◆ What needs to be done: Give the data below again, word for word.

◆ Given information:

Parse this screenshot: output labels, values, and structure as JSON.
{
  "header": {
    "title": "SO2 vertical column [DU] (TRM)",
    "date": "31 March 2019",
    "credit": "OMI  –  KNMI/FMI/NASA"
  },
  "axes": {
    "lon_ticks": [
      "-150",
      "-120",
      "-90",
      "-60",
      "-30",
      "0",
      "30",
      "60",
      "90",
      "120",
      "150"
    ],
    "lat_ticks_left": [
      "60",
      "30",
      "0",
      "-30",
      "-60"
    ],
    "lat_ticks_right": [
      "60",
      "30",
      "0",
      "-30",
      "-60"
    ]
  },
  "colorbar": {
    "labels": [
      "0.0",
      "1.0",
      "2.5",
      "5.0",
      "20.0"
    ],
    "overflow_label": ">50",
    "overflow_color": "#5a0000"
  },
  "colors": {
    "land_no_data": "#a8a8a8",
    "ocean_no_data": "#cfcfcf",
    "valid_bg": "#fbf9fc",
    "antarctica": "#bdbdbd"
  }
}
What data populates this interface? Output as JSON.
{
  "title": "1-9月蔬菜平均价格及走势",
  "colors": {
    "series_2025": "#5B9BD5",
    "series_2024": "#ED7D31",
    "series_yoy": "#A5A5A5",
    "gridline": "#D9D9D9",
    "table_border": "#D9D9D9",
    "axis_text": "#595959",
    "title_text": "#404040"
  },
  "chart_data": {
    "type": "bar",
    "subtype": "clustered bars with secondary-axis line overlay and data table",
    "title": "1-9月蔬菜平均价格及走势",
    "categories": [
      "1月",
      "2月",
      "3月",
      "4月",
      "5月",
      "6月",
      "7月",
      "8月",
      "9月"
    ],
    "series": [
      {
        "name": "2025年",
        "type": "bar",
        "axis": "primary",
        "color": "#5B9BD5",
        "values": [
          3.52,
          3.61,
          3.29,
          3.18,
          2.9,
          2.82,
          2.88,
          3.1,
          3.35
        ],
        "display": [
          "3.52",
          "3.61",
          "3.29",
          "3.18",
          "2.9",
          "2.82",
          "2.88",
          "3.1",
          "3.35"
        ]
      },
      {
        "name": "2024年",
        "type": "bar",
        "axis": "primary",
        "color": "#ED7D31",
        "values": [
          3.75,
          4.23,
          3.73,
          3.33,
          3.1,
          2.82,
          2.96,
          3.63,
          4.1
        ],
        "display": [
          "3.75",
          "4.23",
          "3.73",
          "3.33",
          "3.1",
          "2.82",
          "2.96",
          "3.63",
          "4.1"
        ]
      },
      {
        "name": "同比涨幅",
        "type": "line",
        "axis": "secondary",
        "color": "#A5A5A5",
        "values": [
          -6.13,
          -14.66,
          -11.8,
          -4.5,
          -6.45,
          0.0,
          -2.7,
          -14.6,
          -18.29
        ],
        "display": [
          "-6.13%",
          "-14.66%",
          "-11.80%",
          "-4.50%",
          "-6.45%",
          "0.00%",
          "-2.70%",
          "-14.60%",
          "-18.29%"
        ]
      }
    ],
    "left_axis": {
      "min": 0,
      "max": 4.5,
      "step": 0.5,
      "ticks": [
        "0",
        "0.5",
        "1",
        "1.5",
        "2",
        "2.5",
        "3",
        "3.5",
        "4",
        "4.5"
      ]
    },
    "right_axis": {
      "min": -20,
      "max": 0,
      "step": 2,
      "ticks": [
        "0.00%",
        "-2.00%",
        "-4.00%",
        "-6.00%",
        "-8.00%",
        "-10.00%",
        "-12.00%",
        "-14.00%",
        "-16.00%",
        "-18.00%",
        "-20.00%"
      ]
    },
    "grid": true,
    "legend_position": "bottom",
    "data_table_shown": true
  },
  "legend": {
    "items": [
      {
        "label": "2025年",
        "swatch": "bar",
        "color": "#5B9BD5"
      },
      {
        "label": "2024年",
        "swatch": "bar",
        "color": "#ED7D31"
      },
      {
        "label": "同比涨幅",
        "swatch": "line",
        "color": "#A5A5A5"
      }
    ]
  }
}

◆ In response:
Parse this screenshot: output labels, values, and structure as JSON.
{
  "header": {
    "title": "SO2 vertical column [DU] (TRM)",
    "date": "31 March 2019",
    "credit": "OMI  –  KNMI/FMI/NASA"
  },
  "axes": {
    "lon_ticks": [
      "-150",
      "-120",
      "-90",
      "-60",
      "-30",
      "0",
      "30",
      "60",
      "90",
      "120",
      "150"
    ],
    "lat_ticks_left": [
      "60",
      "30",
      "0",
      "-30",
      "-60"
    ],
    "lat_ticks_right": [
      "60",
      "30",
      "0",
      "-30",
      "-60"
    ]
  },
  "colorbar": {
    "labels": [
      "0.0",
      "1.0",
      "2.5",
      "5.0",
      "20.0"
    ],
    "overflow_label": ">50",
    "overflow_color": "#5a0000"
  },
  "colors": {
    "land_no_data": "#a8a8a8",
    "ocean_no_data": "#cfcfcf",
    "valid_bg": "#fbf9fc",
    "antarctica": "#bdbdbd"
  }
}
What data populates this interface? Output as JSON.
{
  "title": "1-9月蔬菜平均价格及走势",
  "colors": {
    "series_2025": "#5B9BD5",
    "series_2024": "#ED7D31",
    "series_yoy": "#A5A5A5",
    "gridline": "#D9D9D9",
    "table_border": "#D9D9D9",
    "axis_text": "#595959",
    "title_text": "#404040"
  },
  "chart_data": {
    "type": "bar",
    "subtype": "clustered bars with secondary-axis line overlay and data table",
    "title": "1-9月蔬菜平均价格及走势",
    "categories": [
      "1月",
      "2月",
      "3月",
      "4月",
      "5月",
      "6月",
      "7月",
      "8月",
      "9月"
    ],
    "series": [
      {
        "name": "2025年",
        "type": "bar",
        "axis": "primary",
        "color": "#5B9BD5",
        "values": [
          3.52,
          3.61,
          3.29,
          3.18,
          2.9,
          2.82,
          2.88,
          3.1,
          3.35
        ],
        "display": [
          "3.52",
          "3.61",
          "3.29",
          "3.18",
          "2.9",
          "2.82",
          "2.88",
          "3.1",
          "3.35"
        ]
      },
      {
        "name": "2024年",
        "type": "bar",
        "axis": "primary",
        "color": "#ED7D31",
        "values": [
          3.75,
          4.23,
          3.73,
          3.33,
          3.1,
          2.82,
          2.96,
          3.63,
          4.1
        ],
        "display": [
          "3.75",
          "4.23",
          "3.73",
          "3.33",
          "3.1",
          "2.82",
          "2.96",
          "3.63",
          "4.1"
        ]
      },
      {
        "name": "同比涨幅",
        "type": "line",
        "axis": "secondary",
        "color": "#A5A5A5",
        "values": [
          -6.13,
          -14.66,
          -11.8,
          -4.5,
          -6.45,
          0.0,
          -2.7,
          -14.6,
          -18.29
        ],
        "display": [
          "-6.13%",
          "-14.66%",
          "-11.80%",
          "-4.50%",
          "-6.45%",
          "0.00%",
          "-2.70%",
          "-14.60%",
          "-18.29%"
        ]
      }
    ],
    "left_axis": {
      "min": 0,
      "max": 4.5,
      "step": 0.5,
      "ticks": [
        "0",
        "0.5",
        "1",
        "1.5",
        "2",
        "2.5",
        "3",
        "3.5",
        "4",
        "4.5"
      ]
    },
    "right_axis": {
      "min": -20,
      "max": 0,
      "step": 2,
      "ticks": [
        "0.00%",
        "-2.00%",
        "-4.00%",
        "-6.00%",
        "-8.00%",
        "-10.00%",
        "-12.00%",
        "-14.00%",
        "-16.00%",
        "-18.00%",
        "-20.00%"
      ]
    },
    "grid": true,
    "legend_position": "bottom",
    "data_table_shown": true
  },
  "legend": {
    "items": [
      {
        "label": "2025年",
        "swatch": "bar",
        "color": "#5B9BD5"
      },
      {
        "label": "2024年",
        "swatch": "bar",
        "color": "#ED7D31"
      },
      {
        "label": "同比涨幅",
        "swatch": "line",
        "color": "#A5A5A5"
      }
    ]
  }
}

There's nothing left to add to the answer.